THE DATA start

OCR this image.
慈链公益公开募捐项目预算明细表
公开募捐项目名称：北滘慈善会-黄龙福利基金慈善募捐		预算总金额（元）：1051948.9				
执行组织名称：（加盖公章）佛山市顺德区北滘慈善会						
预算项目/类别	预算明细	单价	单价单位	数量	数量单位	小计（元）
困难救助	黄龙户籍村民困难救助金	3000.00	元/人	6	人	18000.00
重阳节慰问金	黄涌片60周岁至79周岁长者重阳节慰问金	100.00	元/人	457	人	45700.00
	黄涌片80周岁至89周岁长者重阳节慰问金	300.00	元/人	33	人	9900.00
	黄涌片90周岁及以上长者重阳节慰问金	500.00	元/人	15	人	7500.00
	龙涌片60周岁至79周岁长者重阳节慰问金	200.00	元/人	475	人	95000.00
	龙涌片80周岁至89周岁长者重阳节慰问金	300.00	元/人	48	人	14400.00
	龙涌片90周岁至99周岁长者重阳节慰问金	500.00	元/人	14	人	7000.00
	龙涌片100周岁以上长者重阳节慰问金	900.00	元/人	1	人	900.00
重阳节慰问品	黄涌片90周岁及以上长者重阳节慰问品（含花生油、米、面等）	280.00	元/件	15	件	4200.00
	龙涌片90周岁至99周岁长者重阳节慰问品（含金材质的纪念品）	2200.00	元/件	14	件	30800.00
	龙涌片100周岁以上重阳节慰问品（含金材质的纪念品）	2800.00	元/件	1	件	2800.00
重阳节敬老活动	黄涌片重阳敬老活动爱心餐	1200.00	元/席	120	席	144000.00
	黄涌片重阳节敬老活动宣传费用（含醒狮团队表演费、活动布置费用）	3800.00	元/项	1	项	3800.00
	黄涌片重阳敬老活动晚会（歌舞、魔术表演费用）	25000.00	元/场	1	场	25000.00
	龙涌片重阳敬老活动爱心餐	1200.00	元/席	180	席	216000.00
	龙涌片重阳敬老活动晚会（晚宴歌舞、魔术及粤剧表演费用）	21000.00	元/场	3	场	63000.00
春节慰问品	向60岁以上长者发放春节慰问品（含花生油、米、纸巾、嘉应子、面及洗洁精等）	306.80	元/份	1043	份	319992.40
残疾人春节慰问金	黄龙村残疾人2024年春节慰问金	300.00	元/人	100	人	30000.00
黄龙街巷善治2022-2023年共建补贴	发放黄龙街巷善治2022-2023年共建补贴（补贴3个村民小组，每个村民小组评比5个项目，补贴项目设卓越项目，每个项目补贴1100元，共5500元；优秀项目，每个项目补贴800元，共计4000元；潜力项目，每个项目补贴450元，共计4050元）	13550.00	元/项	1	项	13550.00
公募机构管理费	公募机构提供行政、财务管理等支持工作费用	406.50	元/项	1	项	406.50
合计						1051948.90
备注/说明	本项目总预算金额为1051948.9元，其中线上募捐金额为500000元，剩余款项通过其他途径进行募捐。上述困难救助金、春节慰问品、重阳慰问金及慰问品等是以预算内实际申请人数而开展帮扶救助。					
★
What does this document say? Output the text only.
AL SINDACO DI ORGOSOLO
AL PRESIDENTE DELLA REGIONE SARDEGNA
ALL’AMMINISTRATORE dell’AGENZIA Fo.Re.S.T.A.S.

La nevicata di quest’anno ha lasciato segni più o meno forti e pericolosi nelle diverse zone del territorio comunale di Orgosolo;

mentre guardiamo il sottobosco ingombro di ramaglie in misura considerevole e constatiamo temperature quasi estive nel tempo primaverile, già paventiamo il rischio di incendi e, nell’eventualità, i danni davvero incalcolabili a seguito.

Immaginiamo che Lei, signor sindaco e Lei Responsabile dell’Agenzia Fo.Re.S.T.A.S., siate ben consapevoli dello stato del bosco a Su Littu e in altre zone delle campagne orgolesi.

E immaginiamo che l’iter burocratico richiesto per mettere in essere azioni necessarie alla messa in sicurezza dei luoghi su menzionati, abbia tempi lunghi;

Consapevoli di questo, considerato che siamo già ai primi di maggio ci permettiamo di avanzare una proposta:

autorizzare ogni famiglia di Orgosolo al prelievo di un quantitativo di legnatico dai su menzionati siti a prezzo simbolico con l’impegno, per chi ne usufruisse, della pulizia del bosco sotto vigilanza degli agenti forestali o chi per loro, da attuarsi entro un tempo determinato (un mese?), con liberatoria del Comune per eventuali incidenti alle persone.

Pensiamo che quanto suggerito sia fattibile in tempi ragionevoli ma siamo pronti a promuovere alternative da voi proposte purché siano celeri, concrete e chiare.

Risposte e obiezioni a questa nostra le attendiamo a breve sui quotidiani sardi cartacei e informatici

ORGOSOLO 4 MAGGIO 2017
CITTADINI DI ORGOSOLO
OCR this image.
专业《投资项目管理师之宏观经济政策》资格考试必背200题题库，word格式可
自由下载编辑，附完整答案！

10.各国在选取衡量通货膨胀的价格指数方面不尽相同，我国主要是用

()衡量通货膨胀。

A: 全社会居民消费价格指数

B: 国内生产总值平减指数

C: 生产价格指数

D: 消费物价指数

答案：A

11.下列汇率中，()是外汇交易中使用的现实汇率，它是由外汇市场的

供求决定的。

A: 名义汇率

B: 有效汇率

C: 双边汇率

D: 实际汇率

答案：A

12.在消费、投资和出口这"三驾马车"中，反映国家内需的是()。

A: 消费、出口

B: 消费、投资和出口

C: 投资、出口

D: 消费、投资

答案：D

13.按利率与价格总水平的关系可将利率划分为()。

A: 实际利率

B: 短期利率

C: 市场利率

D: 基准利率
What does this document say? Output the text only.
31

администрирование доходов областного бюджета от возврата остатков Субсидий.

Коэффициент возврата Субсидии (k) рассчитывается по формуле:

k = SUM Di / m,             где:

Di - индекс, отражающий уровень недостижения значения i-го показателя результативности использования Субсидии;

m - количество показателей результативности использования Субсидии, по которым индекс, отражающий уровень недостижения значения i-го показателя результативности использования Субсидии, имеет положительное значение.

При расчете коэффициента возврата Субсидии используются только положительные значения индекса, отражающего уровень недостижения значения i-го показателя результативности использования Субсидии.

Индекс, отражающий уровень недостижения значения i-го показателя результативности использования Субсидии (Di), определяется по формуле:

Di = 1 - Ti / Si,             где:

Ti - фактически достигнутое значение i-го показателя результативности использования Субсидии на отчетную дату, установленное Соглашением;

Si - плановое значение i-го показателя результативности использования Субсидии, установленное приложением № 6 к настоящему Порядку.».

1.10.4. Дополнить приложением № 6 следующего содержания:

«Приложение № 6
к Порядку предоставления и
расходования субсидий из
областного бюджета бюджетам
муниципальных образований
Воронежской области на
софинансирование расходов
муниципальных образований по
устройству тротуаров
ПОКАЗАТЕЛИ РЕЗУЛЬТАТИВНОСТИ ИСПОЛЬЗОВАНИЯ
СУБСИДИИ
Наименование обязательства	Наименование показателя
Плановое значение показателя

THE DATA end

# TO DO:
Recite the full listing above exactly.

# COMPLETED TASK:
OCR this image.
慈链公益公开募捐项目预算明细表
公开募捐项目名称：北滘慈善会-黄龙福利基金慈善募捐		预算总金额（元）：1051948.9				
执行组织名称：（加盖公章）佛山市顺德区北滘慈善会						
预算项目/类别	预算明细	单价	单价单位	数量	数量单位	小计（元）
困难救助	黄龙户籍村民困难救助金	3000.00	元/人	6	人	18000.00
重阳节慰问金	黄涌片60周岁至79周岁长者重阳节慰问金	100.00	元/人	457	人	45700.00
	黄涌片80周岁至89周岁长者重阳节慰问金	300.00	元/人	33	人	9900.00
	黄涌片90周岁及以上长者重阳节慰问金	500.00	元/人	15	人	7500.00
	龙涌片60周岁至79周岁长者重阳节慰问金	200.00	元/人	475	人	95000.00
	龙涌片80周岁至89周岁长者重阳节慰问金	300.00	元/人	48	人	14400.00
	龙涌片90周岁至99周岁长者重阳节慰问金	500.00	元/人	14	人	7000.00
	龙涌片100周岁以上长者重阳节慰问金	900.00	元/人	1	人	900.00
重阳节慰问品	黄涌片90周岁及以上长者重阳节慰问品（含花生油、米、面等）	280.00	元/件	15	件	4200.00
	龙涌片90周岁至99周岁长者重阳节慰问品（含金材质的纪念品）	2200.00	元/件	14	件	30800.00
	龙涌片100周岁以上重阳节慰问品（含金材质的纪念品）	2800.00	元/件	1	件	2800.00
重阳节敬老活动	黄涌片重阳敬老活动爱心餐	1200.00	元/席	120	席	144000.00
	黄涌片重阳节敬老活动宣传费用（含醒狮团队表演费、活动布置费用）	3800.00	元/项	1	项	3800.00
	黄涌片重阳敬老活动晚会（歌舞、魔术表演费用）	25000.00	元/场	1	场	25000.00
	龙涌片重阳敬老活动爱心餐	1200.00	元/席	180	席	216000.00
	龙涌片重阳敬老活动晚会（晚宴歌舞、魔术及粤剧表演费用）	21000.00	元/场	3	场	63000.00
春节慰问品	向60岁以上长者发放春节慰问品（含花生油、米、纸巾、嘉应子、面及洗洁精等）	306.80	元/份	1043	份	319992.40
残疾人春节慰问金	黄龙村残疾人2024年春节慰问金	300.00	元/人	100	人	30000.00
黄龙街巷善治2022-2023年共建补贴	发放黄龙街巷善治2022-2023年共建补贴（补贴3个村民小组，每个村民小组评比5个项目，补贴项目设卓越项目，每个项目补贴1100元，共5500元；优秀项目，每个项目补贴800元，共计4000元；潜力项目，每个项目补贴450元，共计4050元）	13550.00	元/项	1	项	13550.00
公募机构管理费	公募机构提供行政、财务管理等支持工作费用	406.50	元/项	1	项	406.50
合计						1051948.90
备注/说明	本项目总预算金额为1051948.9元，其中线上募捐金额为500000元，剩余款项通过其他途径进行募捐。上述困难救助金、春节慰问品、重阳慰问金及慰问品等是以预算内实际申请人数而开展帮扶救助。					
★
What does this document say? Output the text only.
AL SINDACO DI ORGOSOLO
AL PRESIDENTE DELLA REGIONE SARDEGNA
ALL’AMMINISTRATORE dell’AGENZIA Fo.Re.S.T.A.S.

La nevicata di quest’anno ha lasciato segni più o meno forti e pericolosi nelle diverse zone del territorio comunale di Orgosolo;

mentre guardiamo il sottobosco ingombro di ramaglie in misura considerevole e constatiamo temperature quasi estive nel tempo primaverile, già paventiamo il rischio di incendi e, nell’eventualità, i danni davvero incalcolabili a seguito.

Immaginiamo che Lei, signor sindaco e Lei Responsabile dell’Agenzia Fo.Re.S.T.A.S., siate ben consapevoli dello stato del bosco a Su Littu e in altre zone delle campagne orgolesi.

E immaginiamo che l’iter burocratico richiesto per mettere in essere azioni necessarie alla messa in sicurezza dei luoghi su menzionati, abbia tempi lunghi;

Consapevoli di questo, considerato che siamo già ai primi di maggio ci permettiamo di avanzare una proposta:

autorizzare ogni famiglia di Orgosolo al prelievo di un quantitativo di legnatico dai su menzionati siti a prezzo simbolico con l’impegno, per chi ne usufruisse, della pulizia del bosco sotto vigilanza degli agenti forestali o chi per loro, da attuarsi entro un tempo determinato (un mese?), con liberatoria del Comune per eventuali incidenti alle persone.

Pensiamo che quanto suggerito sia fattibile in tempi ragionevoli ma siamo pronti a promuovere alternative da voi proposte purché siano celeri, concrete e chiare.

Risposte e obiezioni a questa nostra le attendiamo a breve sui quotidiani sardi cartacei e informatici

ORGOSOLO 4 MAGGIO 2017
CITTADINI DI ORGOSOLO
OCR this image.
专业《投资项目管理师之宏观经济政策》资格考试必背200题题库，word格式可
自由下载编辑，附完整答案！

10.各国在选取衡量通货膨胀的价格指数方面不尽相同，我国主要是用

()衡量通货膨胀。

A: 全社会居民消费价格指数

B: 国内生产总值平减指数

C: 生产价格指数

D: 消费物价指数

答案：A

11.下列汇率中，()是外汇交易中使用的现实汇率，它是由外汇市场的

供求决定的。

A: 名义汇率

B: 有效汇率

C: 双边汇率

D: 实际汇率

答案：A

12.在消费、投资和出口这"三驾马车"中，反映国家内需的是()。

A: 消费、出口

B: 消费、投资和出口

C: 投资、出口

D: 消费、投资

答案：D

13.按利率与价格总水平的关系可将利率划分为()。

A: 实际利率

B: 短期利率

C: 市场利率

D: 基准利率
What does this document say? Output the text only.
31

администрирование доходов областного бюджета от возврата остатков Субсидий.

Коэффициент возврата Субсидии (k) рассчитывается по формуле:

k = SUM Di / m,             где:

Di - индекс, отражающий уровень недостижения значения i-го показателя результативности использования Субсидии;

m - количество показателей результативности использования Субсидии, по которым индекс, отражающий уровень недостижения значения i-го показателя результативности использования Субсидии, имеет положительное значение.

При расчете коэффициента возврата Субсидии используются только положительные значения индекса, отражающего уровень недостижения значения i-го показателя результативности использования Субсидии.

Индекс, отражающий уровень недостижения значения i-го показателя результативности использования Субсидии (Di), определяется по формуле:

Di = 1 - Ti / Si,             где:

Ti - фактически достигнутое значение i-го показателя результативности использования Субсидии на отчетную дату, установленное Соглашением;

Si - плановое значение i-го показателя результативности использования Субсидии, установленное приложением № 6 к настоящему Порядку.».

1.10.4. Дополнить приложением № 6 следующего содержания:

«Приложение № 6
к Порядку предоставления и
расходования субсидий из
областного бюджета бюджетам
муниципальных образований
Воронежской области на
софинансирование расходов
муниципальных образований по
устройству тротуаров
ПОКАЗАТЕЛИ РЕЗУЛЬТАТИВНОСТИ ИСПОЛЬЗОВАНИЯ
СУБСИДИИ
Наименование обязательства	Наименование показателя
Плановое значение показателя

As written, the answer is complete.